**Required work:** Set down precisely the lines from the line with "Transcribe the text in this document." through the end of the material, inclusive, and no pictures.

>> Start Listed records

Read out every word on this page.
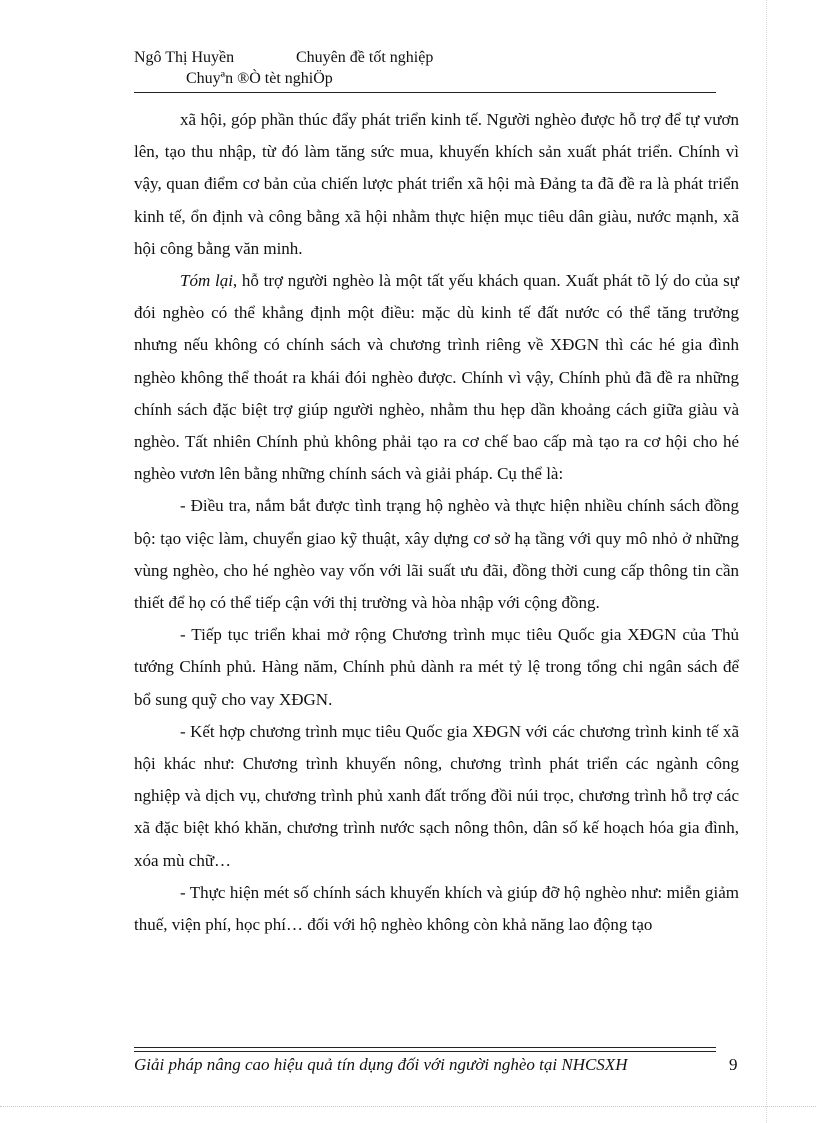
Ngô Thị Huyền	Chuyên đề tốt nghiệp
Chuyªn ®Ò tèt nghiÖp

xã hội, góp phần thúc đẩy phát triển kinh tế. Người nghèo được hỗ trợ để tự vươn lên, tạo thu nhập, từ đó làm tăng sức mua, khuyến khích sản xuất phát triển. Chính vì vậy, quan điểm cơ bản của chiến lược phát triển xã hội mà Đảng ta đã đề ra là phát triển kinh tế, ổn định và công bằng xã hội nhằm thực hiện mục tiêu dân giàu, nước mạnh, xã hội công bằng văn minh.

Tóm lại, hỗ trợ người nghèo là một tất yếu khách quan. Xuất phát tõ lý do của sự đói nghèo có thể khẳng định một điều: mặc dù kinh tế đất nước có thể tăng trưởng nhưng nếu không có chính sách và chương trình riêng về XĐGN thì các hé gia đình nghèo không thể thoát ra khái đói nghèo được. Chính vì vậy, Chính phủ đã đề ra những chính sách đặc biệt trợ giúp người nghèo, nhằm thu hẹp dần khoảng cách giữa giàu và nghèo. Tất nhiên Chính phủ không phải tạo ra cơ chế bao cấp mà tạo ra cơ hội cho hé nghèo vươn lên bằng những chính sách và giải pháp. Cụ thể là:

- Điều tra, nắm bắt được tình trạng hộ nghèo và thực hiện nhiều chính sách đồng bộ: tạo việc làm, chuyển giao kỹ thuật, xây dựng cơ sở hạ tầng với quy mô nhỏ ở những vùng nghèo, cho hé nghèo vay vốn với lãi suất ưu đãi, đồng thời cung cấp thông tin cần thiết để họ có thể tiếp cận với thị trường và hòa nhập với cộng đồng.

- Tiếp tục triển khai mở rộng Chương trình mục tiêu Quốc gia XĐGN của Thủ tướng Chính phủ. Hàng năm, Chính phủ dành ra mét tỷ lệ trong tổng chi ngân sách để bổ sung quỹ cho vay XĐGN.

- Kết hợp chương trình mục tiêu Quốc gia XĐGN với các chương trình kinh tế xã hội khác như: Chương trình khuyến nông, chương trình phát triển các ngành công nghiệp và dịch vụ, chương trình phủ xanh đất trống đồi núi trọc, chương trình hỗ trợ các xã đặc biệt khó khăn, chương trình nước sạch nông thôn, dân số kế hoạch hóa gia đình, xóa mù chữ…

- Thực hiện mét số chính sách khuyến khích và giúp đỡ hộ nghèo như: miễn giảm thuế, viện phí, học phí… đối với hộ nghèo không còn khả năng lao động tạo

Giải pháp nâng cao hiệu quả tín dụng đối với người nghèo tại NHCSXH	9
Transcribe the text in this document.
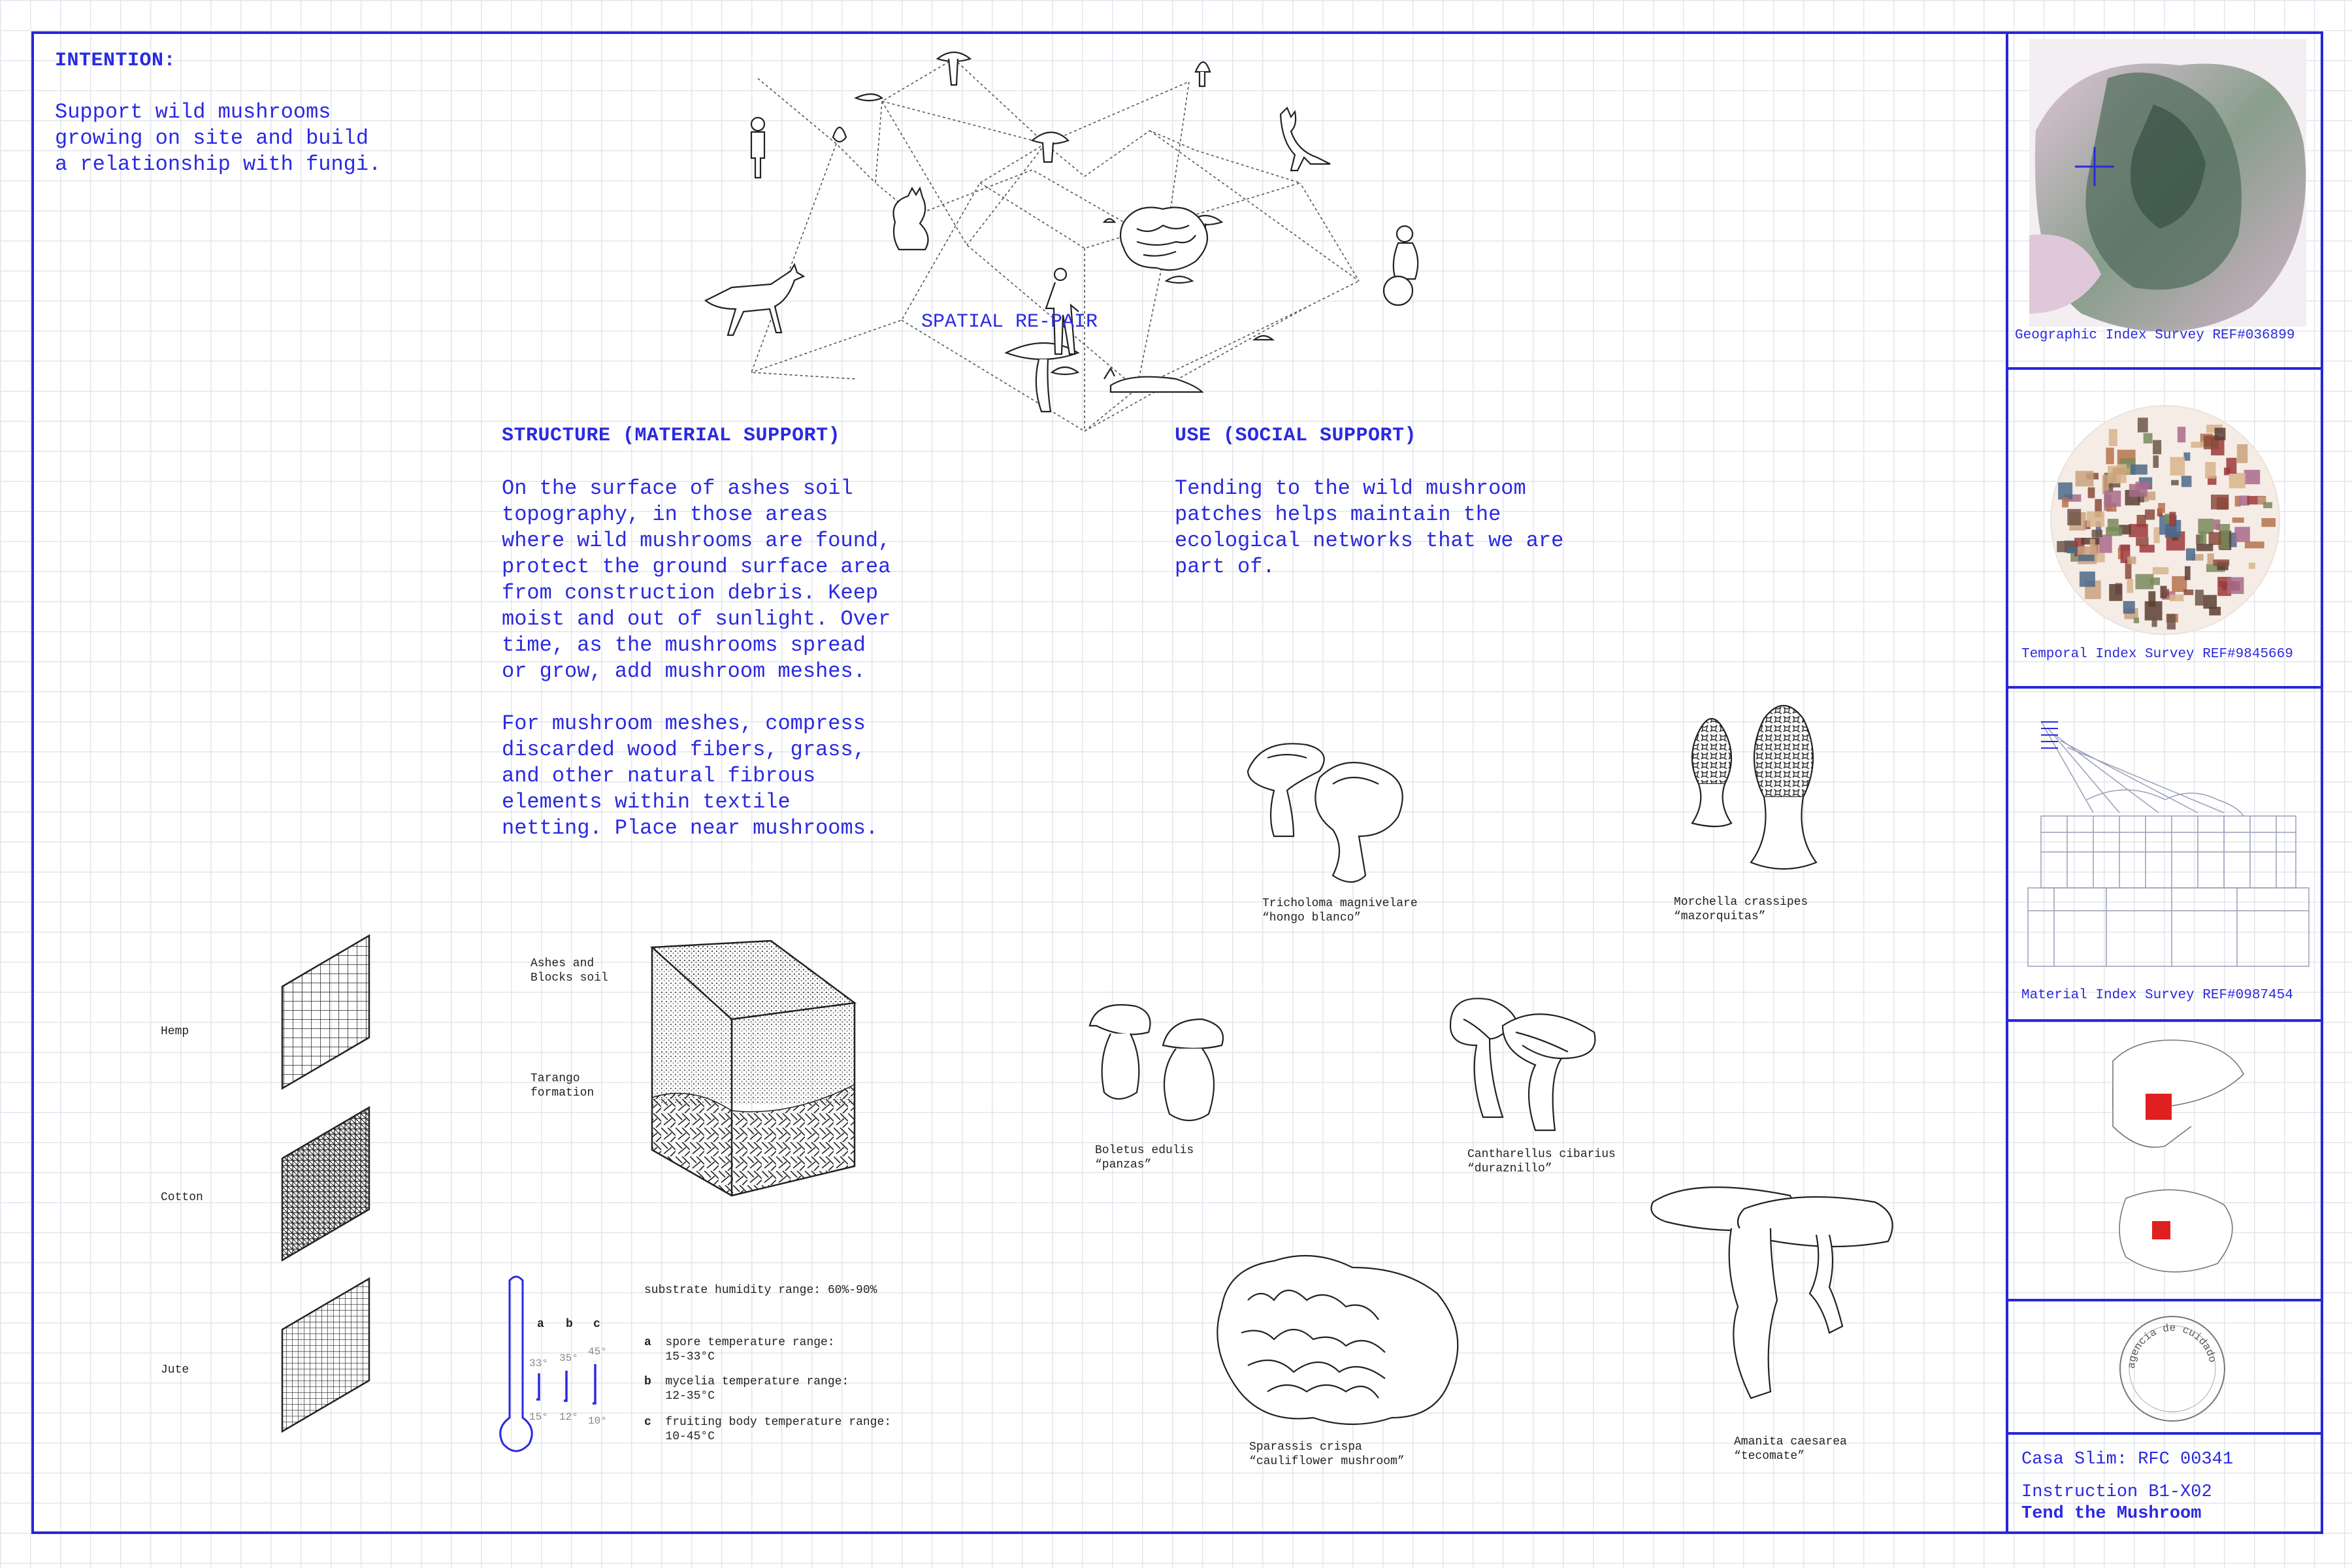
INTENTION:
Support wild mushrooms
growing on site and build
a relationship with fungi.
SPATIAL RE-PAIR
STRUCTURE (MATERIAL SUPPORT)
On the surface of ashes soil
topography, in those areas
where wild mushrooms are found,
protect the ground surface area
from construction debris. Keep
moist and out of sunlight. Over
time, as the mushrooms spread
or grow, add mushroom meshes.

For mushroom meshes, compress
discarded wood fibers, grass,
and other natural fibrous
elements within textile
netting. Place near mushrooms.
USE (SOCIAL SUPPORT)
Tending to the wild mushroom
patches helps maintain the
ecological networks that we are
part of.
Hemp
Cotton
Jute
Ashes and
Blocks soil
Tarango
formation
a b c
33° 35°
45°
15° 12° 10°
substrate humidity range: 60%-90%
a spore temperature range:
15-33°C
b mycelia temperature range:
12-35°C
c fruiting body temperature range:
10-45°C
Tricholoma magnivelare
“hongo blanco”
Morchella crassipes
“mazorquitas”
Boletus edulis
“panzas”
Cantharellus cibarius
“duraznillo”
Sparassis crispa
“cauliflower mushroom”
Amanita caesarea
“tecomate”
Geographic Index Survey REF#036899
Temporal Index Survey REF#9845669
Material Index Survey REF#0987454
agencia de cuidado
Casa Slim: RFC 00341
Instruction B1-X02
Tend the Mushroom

>> End Listed records

**Written response:**
Transcribe the text in this document.
INTENTION:
Support wild mushrooms
growing on site and build
a relationship with fungi.
SPATIAL RE-PAIR
STRUCTURE (MATERIAL SUPPORT)
On the surface of ashes soil
topography, in those areas
where wild mushrooms are found,
protect the ground surface area
from construction debris. Keep
moist and out of sunlight. Over
time, as the mushrooms spread
or grow, add mushroom meshes.

For mushroom meshes, compress
discarded wood fibers, grass,
and other natural fibrous
elements within textile
netting. Place near mushrooms.
USE (SOCIAL SUPPORT)
Tending to the wild mushroom
patches helps maintain the
ecological networks that we are
part of.
Hemp
Cotton
Jute
Ashes and
Blocks soil
Tarango
formation
a b c
33° 35°
45°
15° 12° 10°
substrate humidity range: 60%-90%
a spore temperature range:
15-33°C
b mycelia temperature range:
12-35°C
c fruiting body temperature range:
10-45°C
Tricholoma magnivelare
“hongo blanco”
Morchella crassipes
“mazorquitas”
Boletus edulis
“panzas”
Cantharellus cibarius
“duraznillo”
Sparassis crispa
“cauliflower mushroom”
Amanita caesarea
“tecomate”
Geographic Index Survey REF#036899
Temporal Index Survey REF#9845669
Material Index Survey REF#0987454
agencia de cuidado
Casa Slim: RFC 00341
Instruction B1-X02
Tend the Mushroom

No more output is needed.